── Task inputs ──
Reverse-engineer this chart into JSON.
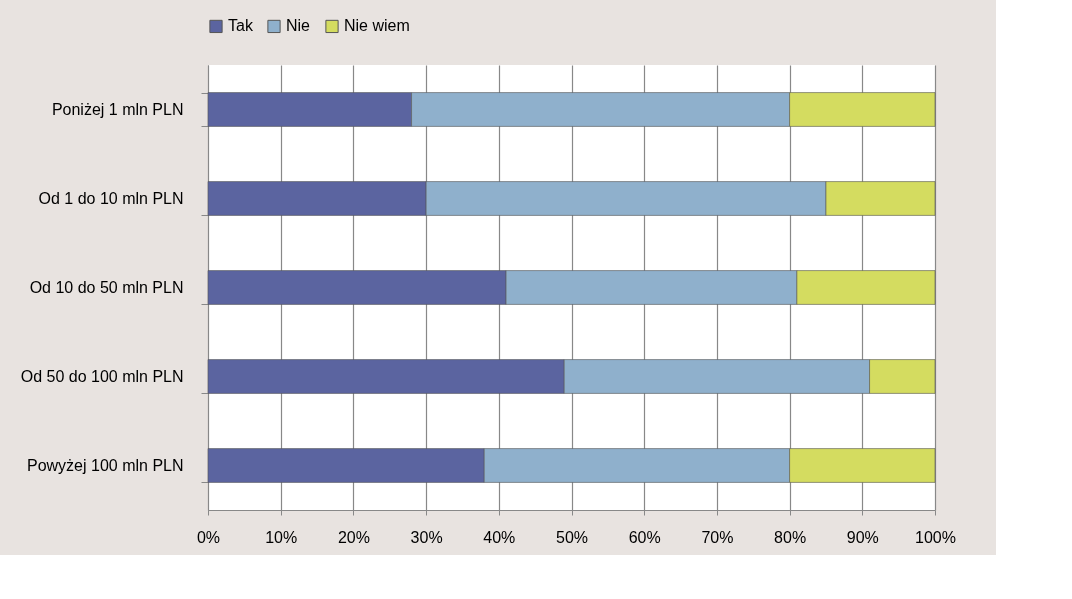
{
  "chart_data": {
    "type": "bar",
    "orientation": "horizontal",
    "stacked": true,
    "categories": [
      "Poniżej 1 mln PLN",
      "Od 1 do 10 mln PLN",
      "Od 10 do 50 mln PLN",
      "Od 50 do 100 mln PLN",
      "Powyżej 100 mln PLN"
    ],
    "series": [
      {
        "name": "Tak",
        "color": "#5b64a0",
        "values": [
          28,
          30,
          41,
          49,
          38
        ]
      },
      {
        "name": "Nie",
        "color": "#8fb0cc",
        "values": [
          52,
          55,
          40,
          42,
          42
        ]
      },
      {
        "name": "Nie wiem",
        "color": "#d4dc60",
        "values": [
          20,
          15,
          19,
          9,
          20
        ]
      }
    ],
    "xlim": [
      0,
      100
    ],
    "xticks": [
      {
        "value": 0,
        "label": "0%"
      },
      {
        "value": 10,
        "label": "10%"
      },
      {
        "value": 20,
        "label": "20%"
      },
      {
        "value": 30,
        "label": "30%"
      },
      {
        "value": 40,
        "label": "40%"
      },
      {
        "value": 50,
        "label": "50%"
      },
      {
        "value": 60,
        "label": "60%"
      },
      {
        "value": 70,
        "label": "70%"
      },
      {
        "value": 80,
        "label": "80%"
      },
      {
        "value": 90,
        "label": "90%"
      },
      {
        "value": 100,
        "label": "100%"
      }
    ],
    "grid": "x",
    "legend": "top"
  }
}
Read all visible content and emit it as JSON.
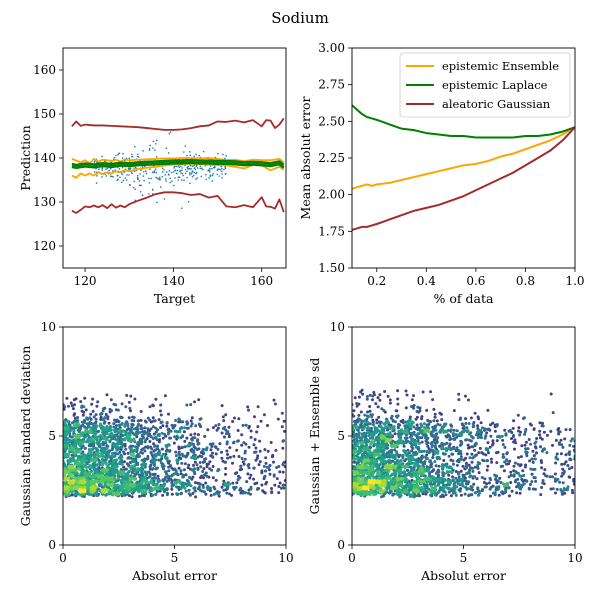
{
  "figure": {
    "title": "Sodium"
  },
  "colors": {
    "ensemble": "#FFA500",
    "laplace": "#007F00",
    "gaussian": "#A52A2A",
    "scatter_blue": "#1F77B4"
  },
  "chart_data": [
    {
      "id": "prediction",
      "type": "line",
      "title": "",
      "xlabel": "Target",
      "ylabel": "Prediction",
      "xlim": [
        115,
        165.5
      ],
      "ylim": [
        115,
        165
      ],
      "xticks": [
        120,
        140,
        160
      ],
      "yticks": [
        120,
        130,
        140,
        150,
        160
      ],
      "grid": false,
      "series": [
        {
          "key": "gauss_upper",
          "color": "#A52A2A",
          "x": [
            117,
            118,
            119,
            120,
            122,
            124,
            126,
            128,
            130,
            132,
            134,
            136,
            138,
            140,
            142,
            144,
            146,
            148,
            150,
            152,
            154,
            156,
            158,
            160,
            161,
            162,
            163,
            164,
            165
          ],
          "y": [
            147.2,
            148.3,
            147.3,
            147.6,
            147.4,
            147.4,
            147.3,
            147.2,
            147.1,
            147.0,
            146.8,
            146.6,
            146.4,
            146.4,
            146.5,
            146.8,
            147.2,
            147.4,
            148.3,
            148.2,
            148.5,
            148.1,
            148.6,
            147.2,
            148.6,
            148.5,
            146.8,
            147.6,
            149.0
          ]
        },
        {
          "key": "gauss_lower",
          "color": "#A52A2A",
          "x": [
            117,
            118,
            119,
            120,
            121,
            122,
            123,
            124,
            125,
            126,
            127,
            128,
            129,
            130,
            132,
            134,
            136,
            138,
            140,
            142,
            144,
            146,
            148,
            150,
            152,
            154,
            156,
            158,
            160,
            161,
            162,
            163,
            164,
            165
          ],
          "y": [
            128.0,
            127.5,
            128.2,
            129.0,
            128.8,
            129.2,
            128.8,
            129.3,
            128.6,
            129.5,
            128.7,
            129.2,
            128.8,
            129.5,
            130.3,
            131.0,
            131.8,
            132.2,
            132.2,
            132.0,
            131.6,
            131.8,
            131.0,
            131.4,
            129.0,
            128.8,
            129.3,
            128.8,
            131.1,
            129.0,
            128.9,
            128.5,
            130.6,
            127.7
          ]
        },
        {
          "key": "ens_upper",
          "color": "#FFA500",
          "x": [
            117,
            118,
            119,
            120,
            121,
            122,
            123,
            124,
            125,
            126,
            127,
            128,
            129,
            130,
            132,
            134,
            136,
            138,
            140,
            142,
            144,
            146,
            148,
            150,
            152,
            154,
            156,
            158,
            160,
            162,
            164,
            165
          ],
          "y": [
            139.8,
            139.4,
            139.0,
            139.5,
            138.8,
            139.8,
            139.2,
            139.6,
            139.5,
            139.3,
            139.6,
            139.2,
            139.7,
            139.5,
            139.6,
            139.7,
            139.8,
            139.9,
            139.9,
            140.0,
            140.0,
            139.9,
            140.0,
            139.8,
            139.5,
            139.6,
            139.3,
            139.6,
            139.5,
            139.5,
            139.8,
            139.0
          ]
        },
        {
          "key": "ens_lower",
          "color": "#FFA500",
          "x": [
            117,
            118,
            119,
            120,
            121,
            122,
            123,
            124,
            125,
            126,
            127,
            128,
            129,
            130,
            132,
            134,
            136,
            138,
            140,
            142,
            144,
            146,
            148,
            150,
            152,
            154,
            156,
            158,
            160,
            162,
            164,
            165
          ],
          "y": [
            136.0,
            135.5,
            136.5,
            136.0,
            136.5,
            136.0,
            136.8,
            136.3,
            136.8,
            136.5,
            137.0,
            136.8,
            137.2,
            137.0,
            137.5,
            137.8,
            138.0,
            138.3,
            138.5,
            138.6,
            138.7,
            138.6,
            138.5,
            138.4,
            138.3,
            138.0,
            137.6,
            138.4,
            138.3,
            137.2,
            138.0,
            137.3
          ]
        },
        {
          "key": "lap_upper",
          "color": "#007F00",
          "x": [
            117,
            118,
            120,
            122,
            124,
            126,
            128,
            130,
            132,
            134,
            136,
            138,
            140,
            142,
            144,
            146,
            148,
            150,
            152,
            154,
            156,
            158,
            160,
            162,
            164,
            165
          ],
          "y": [
            138.6,
            138.4,
            138.7,
            138.5,
            138.8,
            138.6,
            138.9,
            138.8,
            139.0,
            139.1,
            139.2,
            139.3,
            139.4,
            139.4,
            139.5,
            139.4,
            139.4,
            139.3,
            139.3,
            139.2,
            139.0,
            139.1,
            139.0,
            138.8,
            139.2,
            138.4
          ]
        },
        {
          "key": "lap_lower",
          "color": "#007F00",
          "x": [
            117,
            118,
            120,
            122,
            124,
            126,
            128,
            130,
            132,
            134,
            136,
            138,
            140,
            142,
            144,
            146,
            148,
            150,
            152,
            154,
            156,
            158,
            160,
            162,
            164,
            165
          ],
          "y": [
            138.0,
            137.8,
            138.1,
            137.9,
            138.2,
            138.0,
            138.3,
            138.2,
            138.4,
            138.5,
            138.6,
            138.7,
            138.8,
            138.8,
            138.9,
            138.8,
            138.8,
            138.7,
            138.7,
            138.6,
            138.4,
            138.5,
            138.4,
            138.2,
            138.6,
            137.8
          ]
        }
      ]
    },
    {
      "id": "mae",
      "type": "line",
      "title": "",
      "xlabel": "% of data",
      "ylabel": "Mean absolut error",
      "xlim": [
        0.1,
        1.0
      ],
      "ylim": [
        1.5,
        3.0
      ],
      "xticks": [
        0.2,
        0.4,
        0.6,
        0.8,
        1.0
      ],
      "xtick_labels": [
        "0.2",
        "0.4",
        "0.6",
        "0.8",
        "1.0"
      ],
      "yticks": [
        1.5,
        1.75,
        2.0,
        2.25,
        2.5,
        2.75,
        3.0
      ],
      "ytick_labels": [
        "1.50",
        "1.75",
        "2.00",
        "2.25",
        "2.50",
        "2.75",
        "3.00"
      ],
      "legend_position": "top-right",
      "grid": false,
      "series": [
        {
          "key": "ensemble",
          "name": "epistemic Ensemble",
          "color": "#FFA500",
          "x": [
            0.1,
            0.12,
            0.14,
            0.16,
            0.18,
            0.2,
            0.25,
            0.3,
            0.35,
            0.4,
            0.45,
            0.5,
            0.55,
            0.6,
            0.65,
            0.7,
            0.75,
            0.8,
            0.85,
            0.9,
            0.95,
            1.0
          ],
          "y": [
            2.04,
            2.05,
            2.06,
            2.07,
            2.06,
            2.07,
            2.08,
            2.1,
            2.12,
            2.14,
            2.16,
            2.18,
            2.2,
            2.21,
            2.23,
            2.26,
            2.28,
            2.31,
            2.34,
            2.37,
            2.41,
            2.46
          ]
        },
        {
          "key": "laplace",
          "name": "epistemic Laplace",
          "color": "#007F00",
          "x": [
            0.1,
            0.12,
            0.14,
            0.16,
            0.18,
            0.2,
            0.25,
            0.3,
            0.35,
            0.4,
            0.45,
            0.5,
            0.55,
            0.6,
            0.65,
            0.7,
            0.75,
            0.8,
            0.85,
            0.9,
            0.95,
            1.0
          ],
          "y": [
            2.61,
            2.58,
            2.55,
            2.53,
            2.52,
            2.51,
            2.48,
            2.45,
            2.44,
            2.42,
            2.41,
            2.4,
            2.4,
            2.39,
            2.39,
            2.39,
            2.39,
            2.4,
            2.4,
            2.41,
            2.43,
            2.46
          ]
        },
        {
          "key": "gaussian",
          "name": "aleatoric Gaussian",
          "color": "#A52A2A",
          "x": [
            0.1,
            0.12,
            0.14,
            0.16,
            0.18,
            0.2,
            0.25,
            0.3,
            0.35,
            0.4,
            0.45,
            0.5,
            0.55,
            0.6,
            0.65,
            0.7,
            0.75,
            0.8,
            0.85,
            0.9,
            0.95,
            1.0
          ],
          "y": [
            1.76,
            1.77,
            1.78,
            1.78,
            1.79,
            1.8,
            1.83,
            1.86,
            1.89,
            1.91,
            1.93,
            1.96,
            1.99,
            2.03,
            2.07,
            2.11,
            2.15,
            2.2,
            2.25,
            2.3,
            2.37,
            2.46
          ]
        }
      ]
    },
    {
      "id": "gauss_sd",
      "type": "scatter",
      "title": "",
      "xlabel": "Absolut error",
      "ylabel": "Gaussian standard deviation",
      "xlim": [
        0,
        10
      ],
      "ylim": [
        0,
        10
      ],
      "xticks": [
        0,
        5,
        10
      ],
      "yticks": [
        0,
        5,
        10
      ],
      "grid": false,
      "colormap": "viridis",
      "x_range": [
        0,
        10
      ],
      "y_range": [
        2.2,
        7.0
      ]
    },
    {
      "id": "combined_sd",
      "type": "scatter",
      "title": "",
      "xlabel": "Absolut error",
      "ylabel": "Gaussian + Ensemble sd",
      "xlim": [
        0,
        10
      ],
      "ylim": [
        0,
        10
      ],
      "xticks": [
        0,
        5,
        10
      ],
      "yticks": [
        0,
        5,
        10
      ],
      "grid": false,
      "colormap": "viridis",
      "x_range": [
        0,
        10
      ],
      "y_range": [
        2.2,
        7.2
      ]
    }
  ]
}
───
# Aim:
Working from the listing above, pick out every line that has "ylabel" and copy it.

# Complete output:
      "ylabel": "Prediction",
      "ylabel": "Mean absolut error",
      "ylabel": "Gaussian standard deviation",
      "ylabel": "Gaussian + Ensemble sd",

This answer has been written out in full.